*TEKS YANG DIBERIKAN*

---

Bagaimana cara suatu negara membangun ekonomi yang produktif? Menurut Porter ada dua lingkungan strategi: lingkungan makro dan lingkungan mikro[1]. Strategi yang pertama adalah dengan mewujudkan suatu lingkungan ekonomi makro dan politik stabil, serta hukum yang mantap dan adil. Indonesia masih harus melewati banyak ujian dalam proses ini. Indonesia sedang memantapkan kebijakan ekonomi makronya agar lebih handal, stabil dalam hal inflasi, tingkat bunga, keuangan negara, dsb. Lepas dari krisis ekonomi yang masih melanda, Indonesia pernah menjadi salah satu cerita sukses ekonomi makro dalam dekade 90an. Ini dapat diwujudkan kembali. Namun, mempunyai kebijakan ekonomi makro yang baik saja tidaklah cukup. Kebijakan ekonomi makro tidak menciptakan kekayaan. Ia membuat lebih mudah atau lebih mungkin bagi perusahaan untuk mewujudkan kekayaan, tetapi kemakmuran tidak akan meningkat kecuali jika dasar ekonomi mikronya mantap dan semakin mantap. Strategi utama yang kedua adalah menciptakan fondasi ekonomi mikro.

---

*INFORMASI YANG DITAMPILKAN*

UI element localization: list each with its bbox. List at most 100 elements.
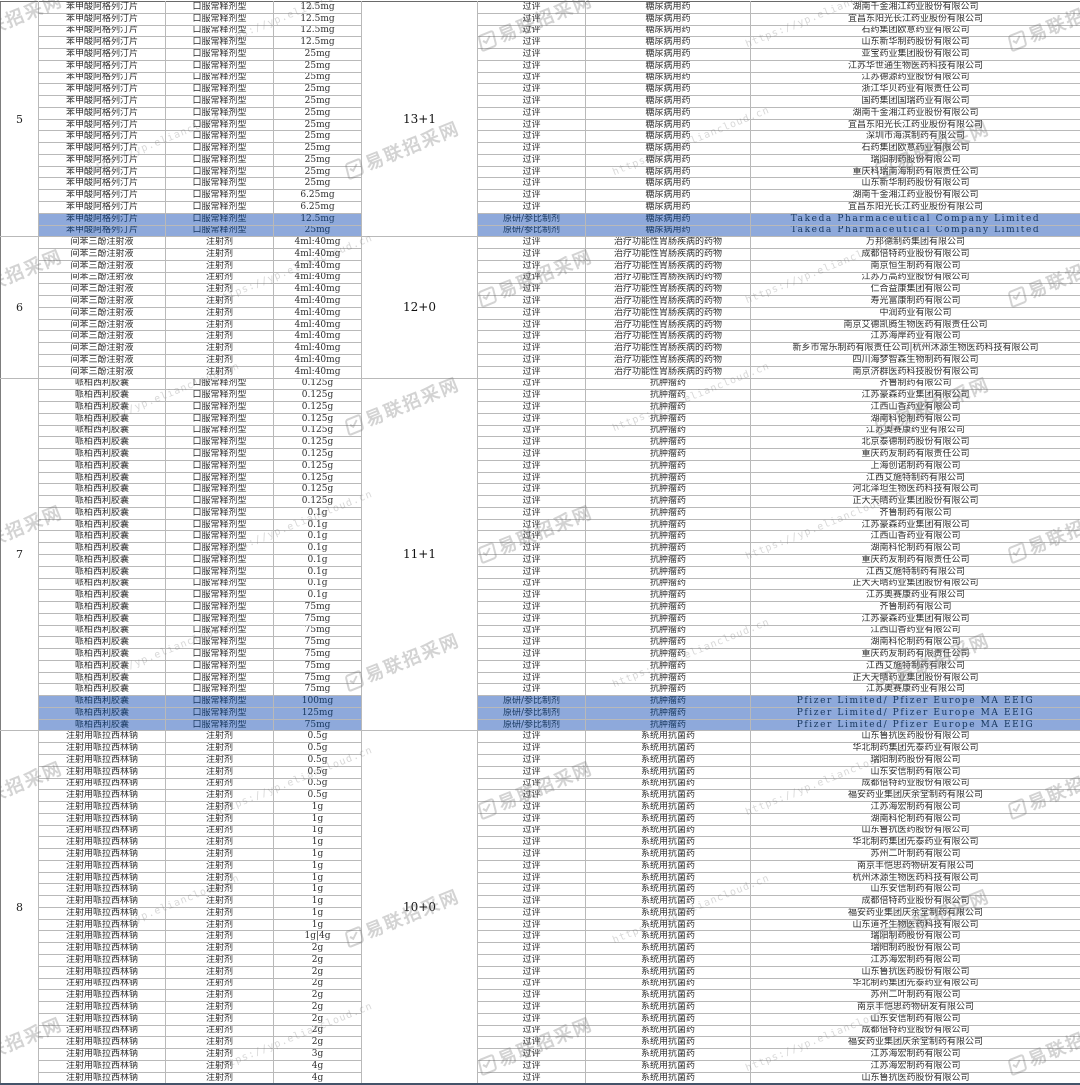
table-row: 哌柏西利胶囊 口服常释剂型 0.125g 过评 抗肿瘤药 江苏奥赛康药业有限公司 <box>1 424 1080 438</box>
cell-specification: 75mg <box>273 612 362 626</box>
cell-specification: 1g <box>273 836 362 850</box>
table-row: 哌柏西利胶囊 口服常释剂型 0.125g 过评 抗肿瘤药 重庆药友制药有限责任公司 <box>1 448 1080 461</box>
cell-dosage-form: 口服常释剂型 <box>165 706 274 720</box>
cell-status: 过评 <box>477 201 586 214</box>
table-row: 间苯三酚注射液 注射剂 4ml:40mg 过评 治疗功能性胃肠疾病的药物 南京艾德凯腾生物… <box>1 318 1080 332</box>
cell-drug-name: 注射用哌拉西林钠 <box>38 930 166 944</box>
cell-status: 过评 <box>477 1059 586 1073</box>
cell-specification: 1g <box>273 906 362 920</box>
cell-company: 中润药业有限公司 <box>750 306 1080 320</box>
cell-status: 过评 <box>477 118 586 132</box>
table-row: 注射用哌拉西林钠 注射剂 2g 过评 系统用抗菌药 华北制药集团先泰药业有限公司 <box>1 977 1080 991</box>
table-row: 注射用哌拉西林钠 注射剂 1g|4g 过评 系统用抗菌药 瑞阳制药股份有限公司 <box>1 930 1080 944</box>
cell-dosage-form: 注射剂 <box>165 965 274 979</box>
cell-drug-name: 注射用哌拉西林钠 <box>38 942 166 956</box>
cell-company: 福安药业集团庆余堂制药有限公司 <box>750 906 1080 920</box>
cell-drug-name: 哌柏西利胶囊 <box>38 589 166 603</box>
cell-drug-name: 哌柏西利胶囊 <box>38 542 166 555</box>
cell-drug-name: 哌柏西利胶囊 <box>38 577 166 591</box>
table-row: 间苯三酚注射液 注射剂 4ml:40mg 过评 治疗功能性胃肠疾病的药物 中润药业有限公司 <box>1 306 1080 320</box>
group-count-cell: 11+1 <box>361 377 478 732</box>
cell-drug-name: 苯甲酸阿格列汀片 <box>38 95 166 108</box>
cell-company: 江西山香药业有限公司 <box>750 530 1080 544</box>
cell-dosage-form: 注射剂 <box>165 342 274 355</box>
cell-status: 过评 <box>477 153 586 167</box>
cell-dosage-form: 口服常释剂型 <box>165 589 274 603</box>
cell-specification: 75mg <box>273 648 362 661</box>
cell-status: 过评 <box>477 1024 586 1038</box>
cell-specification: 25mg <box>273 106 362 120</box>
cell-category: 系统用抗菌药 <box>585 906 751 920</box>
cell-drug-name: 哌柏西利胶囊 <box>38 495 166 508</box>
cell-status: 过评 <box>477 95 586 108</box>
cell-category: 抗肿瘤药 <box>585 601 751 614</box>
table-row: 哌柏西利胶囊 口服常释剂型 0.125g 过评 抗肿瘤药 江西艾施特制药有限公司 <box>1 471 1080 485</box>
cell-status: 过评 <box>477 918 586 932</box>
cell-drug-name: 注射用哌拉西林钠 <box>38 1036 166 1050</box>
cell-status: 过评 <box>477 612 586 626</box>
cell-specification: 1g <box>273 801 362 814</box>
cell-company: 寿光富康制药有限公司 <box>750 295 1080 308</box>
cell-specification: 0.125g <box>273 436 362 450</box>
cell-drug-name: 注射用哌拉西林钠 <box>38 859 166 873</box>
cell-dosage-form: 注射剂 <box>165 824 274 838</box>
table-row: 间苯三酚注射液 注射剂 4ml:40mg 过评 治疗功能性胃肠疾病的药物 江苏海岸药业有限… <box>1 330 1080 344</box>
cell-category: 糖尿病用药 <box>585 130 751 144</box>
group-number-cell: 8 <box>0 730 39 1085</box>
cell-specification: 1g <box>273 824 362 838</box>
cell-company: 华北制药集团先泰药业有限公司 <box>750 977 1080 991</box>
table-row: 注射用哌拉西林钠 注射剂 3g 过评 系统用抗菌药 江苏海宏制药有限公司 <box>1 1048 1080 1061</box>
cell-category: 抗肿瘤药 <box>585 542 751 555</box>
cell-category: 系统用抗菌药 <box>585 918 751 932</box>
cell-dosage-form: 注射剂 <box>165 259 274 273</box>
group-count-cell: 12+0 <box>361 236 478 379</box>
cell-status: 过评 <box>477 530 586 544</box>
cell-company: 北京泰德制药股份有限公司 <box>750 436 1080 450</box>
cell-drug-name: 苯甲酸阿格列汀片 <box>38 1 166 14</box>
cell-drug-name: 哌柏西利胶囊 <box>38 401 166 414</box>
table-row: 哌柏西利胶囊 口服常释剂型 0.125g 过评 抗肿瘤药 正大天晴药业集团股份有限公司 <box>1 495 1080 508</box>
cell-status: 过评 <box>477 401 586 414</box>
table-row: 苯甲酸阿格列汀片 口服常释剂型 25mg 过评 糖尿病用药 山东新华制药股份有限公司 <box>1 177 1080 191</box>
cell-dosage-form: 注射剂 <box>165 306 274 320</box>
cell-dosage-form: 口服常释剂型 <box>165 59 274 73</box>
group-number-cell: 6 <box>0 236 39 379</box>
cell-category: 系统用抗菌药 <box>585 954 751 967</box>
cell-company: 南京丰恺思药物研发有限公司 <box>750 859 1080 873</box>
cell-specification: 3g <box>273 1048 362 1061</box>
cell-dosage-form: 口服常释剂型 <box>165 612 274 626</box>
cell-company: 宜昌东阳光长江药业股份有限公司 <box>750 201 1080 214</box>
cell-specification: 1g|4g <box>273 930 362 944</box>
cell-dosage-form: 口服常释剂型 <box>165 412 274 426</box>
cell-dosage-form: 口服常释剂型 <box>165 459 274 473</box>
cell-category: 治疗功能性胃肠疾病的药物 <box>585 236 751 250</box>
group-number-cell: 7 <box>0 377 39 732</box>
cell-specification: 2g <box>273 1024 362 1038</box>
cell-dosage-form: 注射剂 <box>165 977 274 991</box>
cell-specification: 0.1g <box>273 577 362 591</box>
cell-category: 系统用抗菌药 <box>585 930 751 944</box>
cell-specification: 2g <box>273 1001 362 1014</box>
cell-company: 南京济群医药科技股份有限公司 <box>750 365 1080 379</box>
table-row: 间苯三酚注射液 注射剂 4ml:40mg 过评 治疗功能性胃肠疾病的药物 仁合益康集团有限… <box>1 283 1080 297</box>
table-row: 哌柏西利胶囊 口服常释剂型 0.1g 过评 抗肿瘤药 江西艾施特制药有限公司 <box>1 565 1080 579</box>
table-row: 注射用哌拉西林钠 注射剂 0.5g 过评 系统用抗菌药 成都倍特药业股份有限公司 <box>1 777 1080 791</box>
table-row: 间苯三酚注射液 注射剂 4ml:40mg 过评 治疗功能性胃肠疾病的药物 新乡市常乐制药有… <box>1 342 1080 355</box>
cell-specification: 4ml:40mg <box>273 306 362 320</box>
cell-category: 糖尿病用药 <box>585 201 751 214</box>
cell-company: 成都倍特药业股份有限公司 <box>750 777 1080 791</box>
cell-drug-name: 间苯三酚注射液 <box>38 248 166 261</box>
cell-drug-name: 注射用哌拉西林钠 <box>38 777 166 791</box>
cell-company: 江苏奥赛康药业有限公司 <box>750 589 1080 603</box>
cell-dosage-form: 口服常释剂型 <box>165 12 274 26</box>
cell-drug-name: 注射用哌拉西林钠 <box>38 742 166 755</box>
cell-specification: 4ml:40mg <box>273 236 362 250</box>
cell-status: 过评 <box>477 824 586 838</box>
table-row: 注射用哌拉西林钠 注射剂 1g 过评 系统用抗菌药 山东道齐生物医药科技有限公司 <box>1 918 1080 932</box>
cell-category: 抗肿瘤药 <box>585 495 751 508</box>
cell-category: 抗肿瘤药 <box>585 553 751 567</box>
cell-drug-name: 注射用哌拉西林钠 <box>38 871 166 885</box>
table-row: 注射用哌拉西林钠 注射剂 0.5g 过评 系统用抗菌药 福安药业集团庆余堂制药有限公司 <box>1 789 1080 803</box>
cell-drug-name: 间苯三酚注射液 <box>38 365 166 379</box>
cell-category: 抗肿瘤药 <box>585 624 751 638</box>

---

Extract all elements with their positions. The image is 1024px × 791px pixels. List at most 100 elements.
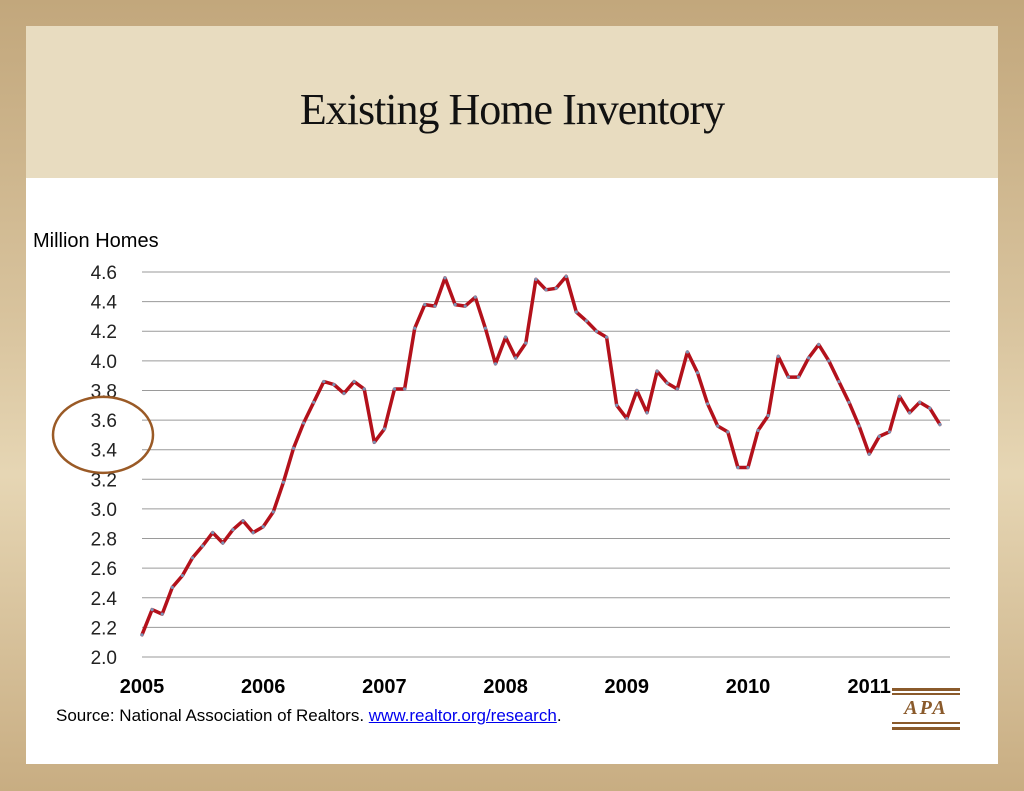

---

*TUJUAN TUGAS*
Lanjutkan teks tentang cara suatu negara membangun ekonomi yang produktif, dimulai tepat setelah kalimat terakhirnya.

*HASIL*
Pertama-tama dan yang paling penting adalah, suatu ekonomi yang maju berakar dalam kapasitas perusahaan lokalnya. Ekonomi suatu negara tidak dapat menjadi produktif kecuali jika perusahaan besar maupun kecil yang beroperasi di negara itu adalah produktif. Ini berlaku tidak hanya pada perusahaan pengekspor saja tetapi kepada setiap perusahaan. Perusahaan yang tidak efisien akan mengganggu industri lain yang tergantung padanya. Inti dari setiap kemakmuran ekonomi adalah efisiensi dan kecanggihan operasi perusahaan yang ada. Fokus pada perusahaan saja tidaklah cukup, sebab kapasitas mereka untuk bergerak ke strategi yang lebih produktif adalah juga fungsi dari lingkungan bisnis ekonomi mikro di mana mereka bersaing. Lingkungan ekonomi makro seperti tingkat bunga, tingkat inflasi, dll. adalah penting dalam menentukan secara keseluruhan kapasitas bersaing perusahaan. Tetapi apa yang juga penting adalah lingkungan dekat yang mempengaruhi perusahaan bersaing setiap hari: antara lain infrastruktur yang mereka gunakan dan kualitas tenaga kerja yang mereka dapat rekrut. Perusahaan yang memiliki teknik manajerial yang canggih untuk bersaing juga mengalami keterbatasan, kecuali jika mereka mempunyai lingkungan lokal yang kondusif untuk melakukan itu. Maka suatu pertanyaan penting adalah bagaimana meningkatkan lingkungan bisnis ekonomi mikro di setiap daerah.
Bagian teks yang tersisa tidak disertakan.